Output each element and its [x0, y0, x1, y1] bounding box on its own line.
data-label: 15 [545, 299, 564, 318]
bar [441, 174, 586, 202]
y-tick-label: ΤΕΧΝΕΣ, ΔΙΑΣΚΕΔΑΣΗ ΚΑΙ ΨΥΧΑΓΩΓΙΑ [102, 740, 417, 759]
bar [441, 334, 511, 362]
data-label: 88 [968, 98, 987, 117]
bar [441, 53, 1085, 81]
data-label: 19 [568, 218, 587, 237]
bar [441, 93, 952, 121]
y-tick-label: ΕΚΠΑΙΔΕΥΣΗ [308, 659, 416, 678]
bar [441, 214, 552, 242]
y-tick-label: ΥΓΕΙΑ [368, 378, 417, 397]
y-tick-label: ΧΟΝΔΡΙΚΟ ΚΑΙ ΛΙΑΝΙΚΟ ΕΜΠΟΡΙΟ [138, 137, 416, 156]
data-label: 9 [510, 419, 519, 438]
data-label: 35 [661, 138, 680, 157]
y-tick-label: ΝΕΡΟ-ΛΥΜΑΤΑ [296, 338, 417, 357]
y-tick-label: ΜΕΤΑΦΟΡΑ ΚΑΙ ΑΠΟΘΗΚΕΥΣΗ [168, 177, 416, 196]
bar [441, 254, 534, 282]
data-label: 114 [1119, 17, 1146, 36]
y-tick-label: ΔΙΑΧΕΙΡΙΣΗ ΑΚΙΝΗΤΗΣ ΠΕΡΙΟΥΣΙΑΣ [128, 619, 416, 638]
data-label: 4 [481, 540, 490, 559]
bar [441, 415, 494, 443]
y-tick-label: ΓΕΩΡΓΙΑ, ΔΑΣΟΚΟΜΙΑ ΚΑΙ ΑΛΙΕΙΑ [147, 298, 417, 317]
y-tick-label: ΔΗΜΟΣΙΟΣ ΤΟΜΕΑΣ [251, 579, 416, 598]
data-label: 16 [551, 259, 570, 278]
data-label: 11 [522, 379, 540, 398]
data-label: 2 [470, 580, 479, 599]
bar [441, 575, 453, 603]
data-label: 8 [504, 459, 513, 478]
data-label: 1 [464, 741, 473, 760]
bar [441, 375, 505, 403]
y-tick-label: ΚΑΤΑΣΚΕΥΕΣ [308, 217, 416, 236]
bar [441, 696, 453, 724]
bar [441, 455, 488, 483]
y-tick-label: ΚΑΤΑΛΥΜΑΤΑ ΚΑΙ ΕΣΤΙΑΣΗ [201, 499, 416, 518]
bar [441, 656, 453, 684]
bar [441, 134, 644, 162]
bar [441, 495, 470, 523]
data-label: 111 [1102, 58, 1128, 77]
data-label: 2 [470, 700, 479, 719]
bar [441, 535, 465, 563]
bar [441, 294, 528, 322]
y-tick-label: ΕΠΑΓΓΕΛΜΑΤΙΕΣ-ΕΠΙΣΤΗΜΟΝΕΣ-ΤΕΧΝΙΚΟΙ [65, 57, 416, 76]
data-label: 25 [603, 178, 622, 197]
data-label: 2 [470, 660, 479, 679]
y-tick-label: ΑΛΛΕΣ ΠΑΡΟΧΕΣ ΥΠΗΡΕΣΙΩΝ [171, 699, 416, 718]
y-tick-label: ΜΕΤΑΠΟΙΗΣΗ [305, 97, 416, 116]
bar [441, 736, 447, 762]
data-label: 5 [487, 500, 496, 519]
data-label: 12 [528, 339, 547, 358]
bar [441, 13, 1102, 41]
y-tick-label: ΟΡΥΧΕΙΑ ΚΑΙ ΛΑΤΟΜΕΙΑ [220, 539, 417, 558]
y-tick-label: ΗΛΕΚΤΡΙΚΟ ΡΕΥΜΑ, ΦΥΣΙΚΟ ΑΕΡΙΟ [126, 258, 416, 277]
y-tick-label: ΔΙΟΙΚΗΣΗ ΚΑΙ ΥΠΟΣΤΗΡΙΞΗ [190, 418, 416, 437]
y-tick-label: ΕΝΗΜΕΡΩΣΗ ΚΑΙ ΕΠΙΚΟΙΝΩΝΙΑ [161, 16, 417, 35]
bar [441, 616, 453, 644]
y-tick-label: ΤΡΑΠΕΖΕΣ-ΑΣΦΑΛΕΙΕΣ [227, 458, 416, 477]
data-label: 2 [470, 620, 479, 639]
· · ·
Set task: Update the stretch from the start of the listing through the line containing "y-tick-label: ΧΟΝΔΡΙΚΟ ΚΑΙ": replace every "bar" with "column" and keep everything else the same. Give back only those lines.

Complete response:
Output each element and its [x0, y0, x1, y1] bounding box on its own line.
data-label: 15 [545, 299, 564, 318]
column [441, 174, 586, 202]
y-tick-label: ΤΕΧΝΕΣ, ΔΙΑΣΚΕΔΑΣΗ ΚΑΙ ΨΥΧΑΓΩΓΙΑ [102, 740, 417, 759]
column [441, 334, 511, 362]
data-label: 88 [968, 98, 987, 117]
column [441, 53, 1085, 81]
data-label: 19 [568, 218, 587, 237]
column [441, 93, 952, 121]
y-tick-label: ΕΚΠΑΙΔΕΥΣΗ [308, 659, 416, 678]
column [441, 214, 552, 242]
y-tick-label: ΥΓΕΙΑ [368, 378, 417, 397]
y-tick-label: ΧΟΝΔΡΙΚΟ ΚΑΙ ΛΙΑΝΙΚΟ ΕΜΠΟΡΙΟ [138, 137, 416, 156]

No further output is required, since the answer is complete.